Copy every line that contains the string "不能丢掉该等客户交办的各类业务" from the entries below.
──────── Records for this task
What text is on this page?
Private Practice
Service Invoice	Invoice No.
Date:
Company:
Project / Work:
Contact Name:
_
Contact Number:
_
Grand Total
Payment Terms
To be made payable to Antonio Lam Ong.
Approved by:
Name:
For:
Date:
────────────────
──────── Records for this task
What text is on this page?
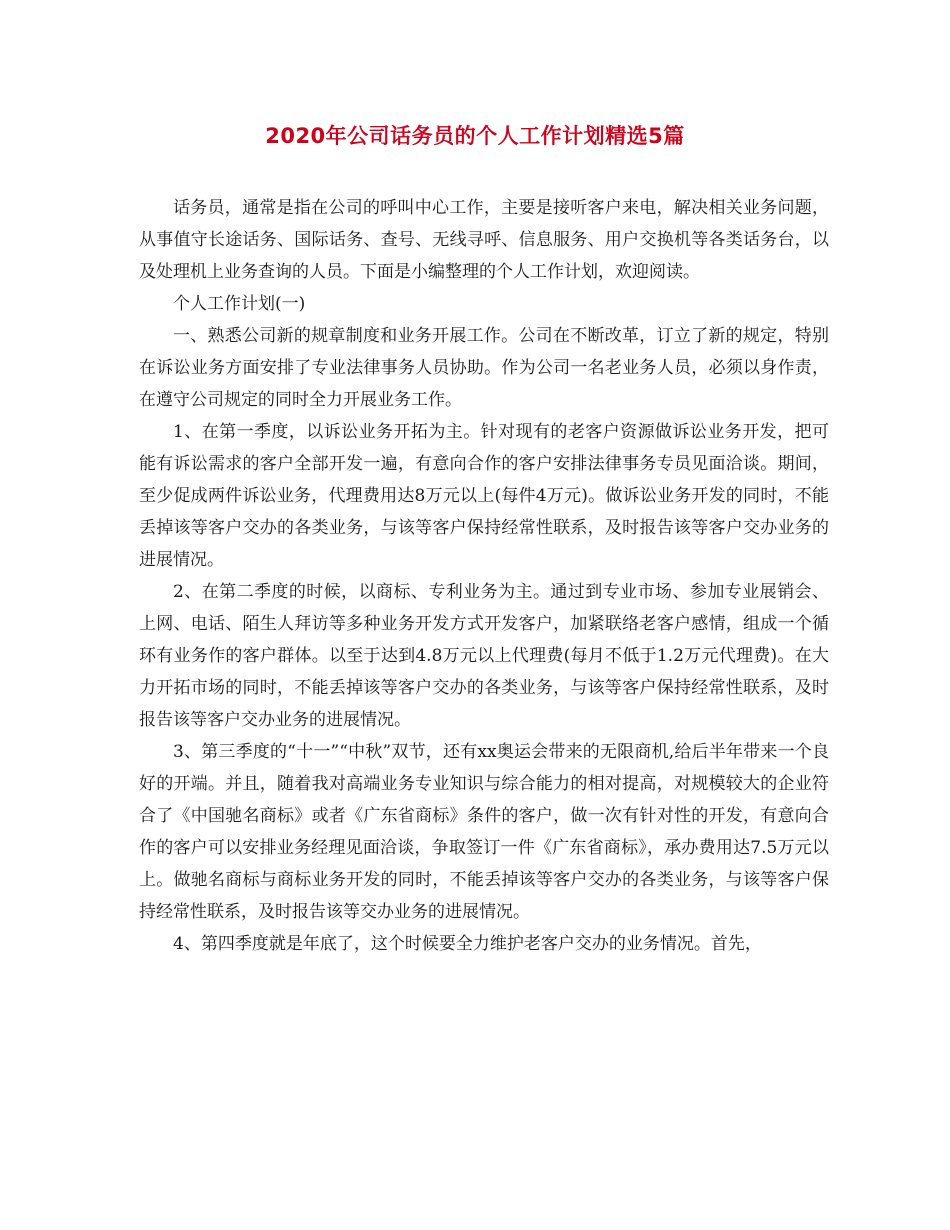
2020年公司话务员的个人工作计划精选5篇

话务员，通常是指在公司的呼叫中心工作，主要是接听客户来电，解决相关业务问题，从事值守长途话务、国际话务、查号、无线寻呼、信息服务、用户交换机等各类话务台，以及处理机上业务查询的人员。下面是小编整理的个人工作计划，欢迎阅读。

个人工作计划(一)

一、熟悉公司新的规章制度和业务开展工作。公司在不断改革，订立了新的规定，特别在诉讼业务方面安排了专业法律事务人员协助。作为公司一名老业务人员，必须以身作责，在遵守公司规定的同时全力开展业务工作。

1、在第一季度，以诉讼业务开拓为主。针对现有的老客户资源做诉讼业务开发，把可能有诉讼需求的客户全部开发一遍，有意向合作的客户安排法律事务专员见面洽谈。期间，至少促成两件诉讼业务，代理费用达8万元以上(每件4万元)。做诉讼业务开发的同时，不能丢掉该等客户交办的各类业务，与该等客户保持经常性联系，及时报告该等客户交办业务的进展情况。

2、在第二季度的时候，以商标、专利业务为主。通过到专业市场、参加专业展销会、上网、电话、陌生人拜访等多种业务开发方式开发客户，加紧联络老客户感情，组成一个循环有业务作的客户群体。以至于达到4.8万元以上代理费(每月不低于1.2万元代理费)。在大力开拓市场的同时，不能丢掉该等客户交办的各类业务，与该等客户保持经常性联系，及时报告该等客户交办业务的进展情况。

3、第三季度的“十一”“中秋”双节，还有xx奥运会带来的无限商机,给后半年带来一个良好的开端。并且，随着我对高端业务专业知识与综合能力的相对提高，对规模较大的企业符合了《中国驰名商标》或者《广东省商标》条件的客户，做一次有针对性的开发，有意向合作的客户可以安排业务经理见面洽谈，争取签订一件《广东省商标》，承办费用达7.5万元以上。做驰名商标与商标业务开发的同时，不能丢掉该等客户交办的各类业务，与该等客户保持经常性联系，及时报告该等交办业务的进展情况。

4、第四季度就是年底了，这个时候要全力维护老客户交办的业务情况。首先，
────────────────
» Completed exercise
1、在第一季度，以诉讼业务开拓为主。针对现有的老客户资源做诉讼业务开发，把可能有诉讼需求的客户全部开发一遍，有意向合作的客户安排法律事务专员见面洽谈。期间，至少促成两件诉讼业务，代理费用达8万元以上(每件4万元)。做诉讼业务开发的同时，不能丢掉该等客户交办的各类业务，与该等客户保持经常性联系，及时报告该等客户交办业务的进展情况。
2、在第二季度的时候，以商标、专利业务为主。通过到专业市场、参加专业展销会、上网、电话、陌生人拜访等多种业务开发方式开发客户，加紧联络老客户感情，组成一个循环有业务作的客户群体。以至于达到4.8万元以上代理费(每月不低于1.2万元代理费)。在大力开拓市场的同时，不能丢掉该等客户交办的各类业务，与该等客户保持经常性联系，及时报告该等客户交办业务的进展情况。
3、第三季度的“十一”“中秋”双节，还有xx奥运会带来的无限商机,给后半年带来一个良好的开端。并且，随着我对高端业务专业知识与综合能力的相对提高，对规模较大的企业符合了《中国驰名商标》或者《广东省商标》条件的客户，做一次有针对性的开发，有意向合作的客户可以安排业务经理见面洽谈，争取签订一件《广东省商标》，承办费用达7.5万元以上。做驰名商标与商标业务开发的同时，不能丢掉该等客户交办的各类业务，与该等客户保持经常性联系，及时报告该等交办业务的进展情况。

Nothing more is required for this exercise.